Items from a dataset:

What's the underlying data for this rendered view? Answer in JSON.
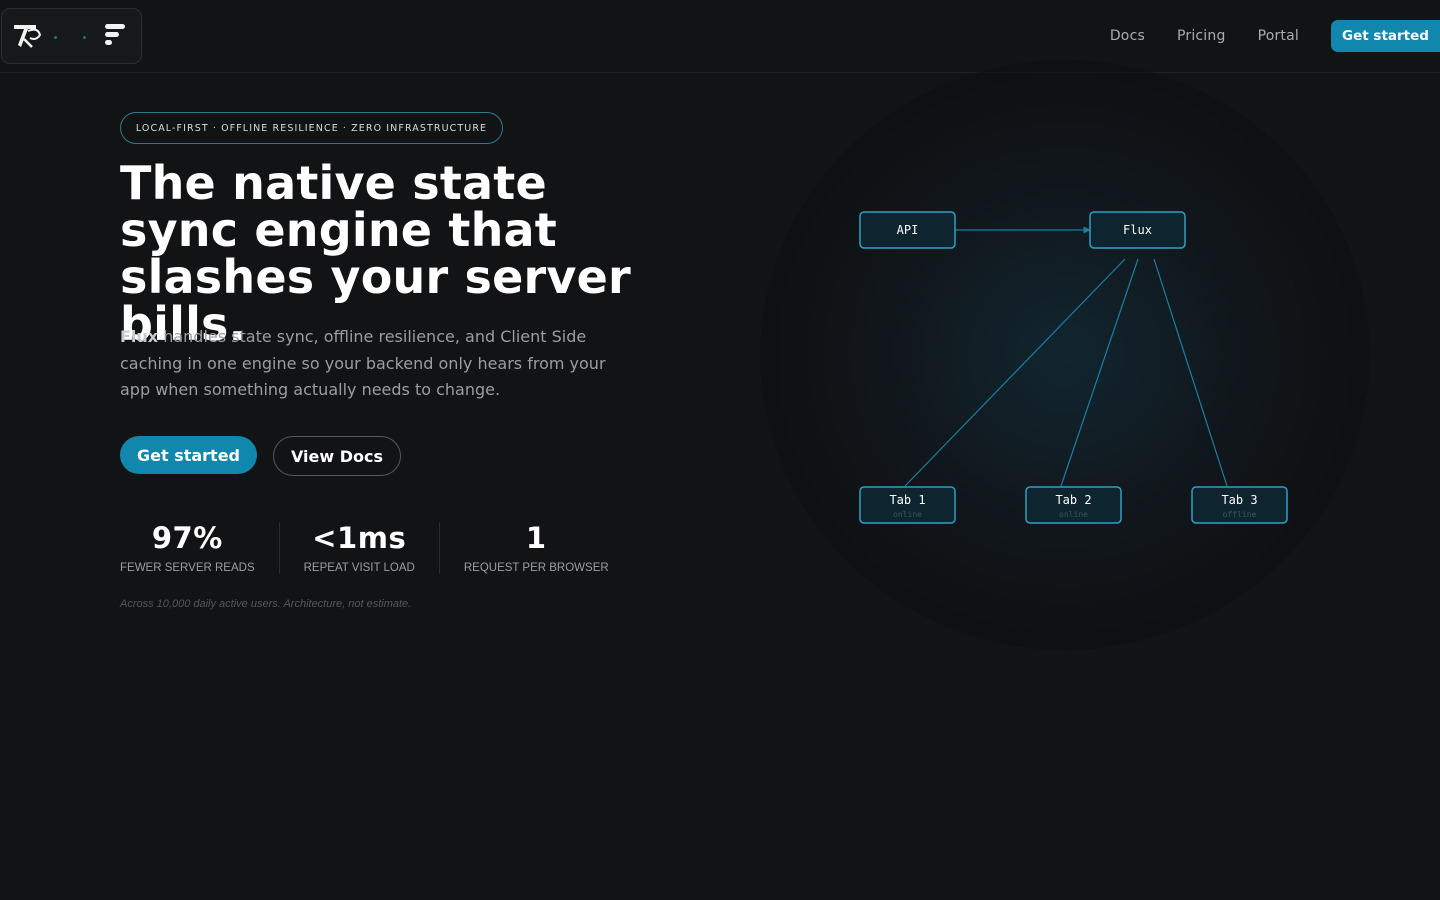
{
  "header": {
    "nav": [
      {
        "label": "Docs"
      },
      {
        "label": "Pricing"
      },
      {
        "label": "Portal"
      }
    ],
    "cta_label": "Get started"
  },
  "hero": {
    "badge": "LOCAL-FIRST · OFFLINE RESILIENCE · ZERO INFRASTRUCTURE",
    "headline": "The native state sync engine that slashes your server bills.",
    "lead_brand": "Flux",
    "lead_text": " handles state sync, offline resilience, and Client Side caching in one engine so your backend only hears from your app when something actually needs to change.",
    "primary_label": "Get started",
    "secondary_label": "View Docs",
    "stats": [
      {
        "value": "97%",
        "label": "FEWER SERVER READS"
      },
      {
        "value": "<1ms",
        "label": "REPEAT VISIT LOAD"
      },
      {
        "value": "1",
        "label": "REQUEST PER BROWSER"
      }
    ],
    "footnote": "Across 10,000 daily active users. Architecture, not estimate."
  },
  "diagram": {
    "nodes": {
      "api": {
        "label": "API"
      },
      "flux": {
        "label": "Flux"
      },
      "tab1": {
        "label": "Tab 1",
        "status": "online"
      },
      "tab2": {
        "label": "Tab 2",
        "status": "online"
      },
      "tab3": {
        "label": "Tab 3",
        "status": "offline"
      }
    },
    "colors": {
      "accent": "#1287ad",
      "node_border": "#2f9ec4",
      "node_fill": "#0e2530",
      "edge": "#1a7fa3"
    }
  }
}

==

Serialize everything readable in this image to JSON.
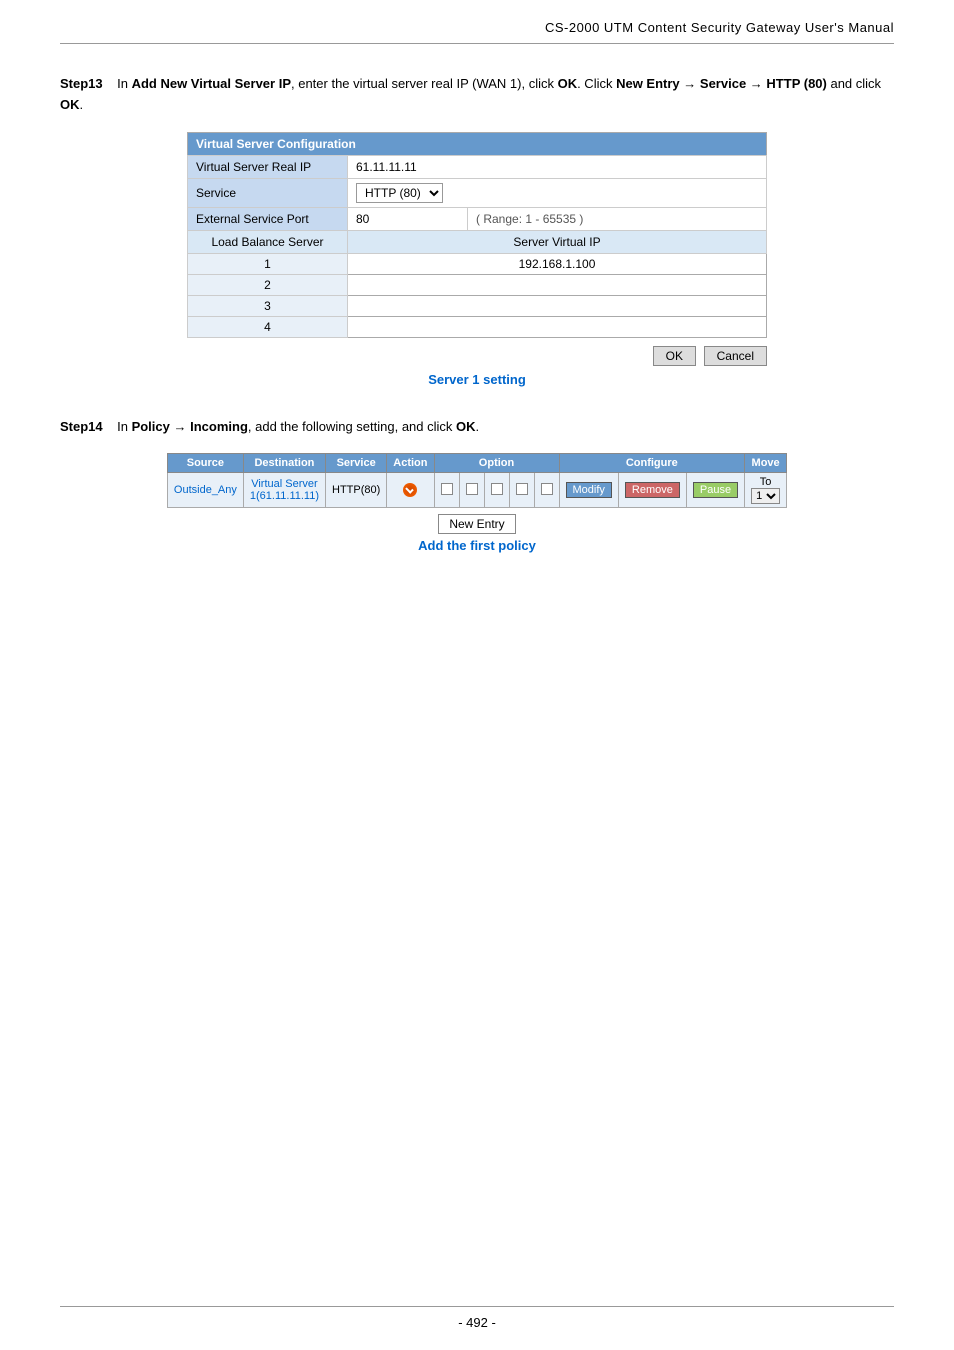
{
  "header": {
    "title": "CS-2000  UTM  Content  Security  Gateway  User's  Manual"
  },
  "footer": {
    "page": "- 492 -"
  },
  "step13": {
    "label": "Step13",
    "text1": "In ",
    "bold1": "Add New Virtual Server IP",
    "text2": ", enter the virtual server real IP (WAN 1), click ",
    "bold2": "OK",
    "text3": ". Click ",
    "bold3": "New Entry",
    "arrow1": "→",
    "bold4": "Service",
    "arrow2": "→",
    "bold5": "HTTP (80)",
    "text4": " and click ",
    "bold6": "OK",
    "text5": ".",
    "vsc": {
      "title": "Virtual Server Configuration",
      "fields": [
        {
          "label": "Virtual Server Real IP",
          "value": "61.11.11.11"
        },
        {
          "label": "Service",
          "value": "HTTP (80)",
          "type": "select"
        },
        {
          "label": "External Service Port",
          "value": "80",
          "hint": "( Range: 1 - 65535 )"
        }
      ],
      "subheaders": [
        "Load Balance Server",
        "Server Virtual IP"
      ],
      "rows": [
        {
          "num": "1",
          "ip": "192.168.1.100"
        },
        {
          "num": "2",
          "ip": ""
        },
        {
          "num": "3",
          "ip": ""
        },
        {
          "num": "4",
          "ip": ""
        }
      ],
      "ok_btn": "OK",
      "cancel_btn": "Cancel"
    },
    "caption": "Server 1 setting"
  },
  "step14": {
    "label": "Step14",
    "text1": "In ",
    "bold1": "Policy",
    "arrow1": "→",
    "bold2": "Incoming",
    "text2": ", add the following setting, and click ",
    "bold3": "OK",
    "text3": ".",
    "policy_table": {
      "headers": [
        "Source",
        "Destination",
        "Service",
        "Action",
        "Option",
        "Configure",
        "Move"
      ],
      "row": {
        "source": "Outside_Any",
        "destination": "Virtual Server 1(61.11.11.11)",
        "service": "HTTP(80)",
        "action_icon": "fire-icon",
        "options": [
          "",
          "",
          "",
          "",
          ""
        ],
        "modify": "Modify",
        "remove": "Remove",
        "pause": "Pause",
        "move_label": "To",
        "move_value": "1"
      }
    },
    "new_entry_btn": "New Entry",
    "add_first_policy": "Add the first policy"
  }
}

» Given task
All lines holding the word "your" should be picked out and copied.

» Result of this exercise
    "headline": "The native state sync engine that slashes your server bills.",
    "lead_text": " handles state sync, offline resilience, and Client Side caching in one engine so your backend only hears from your app when something actually needs to change.",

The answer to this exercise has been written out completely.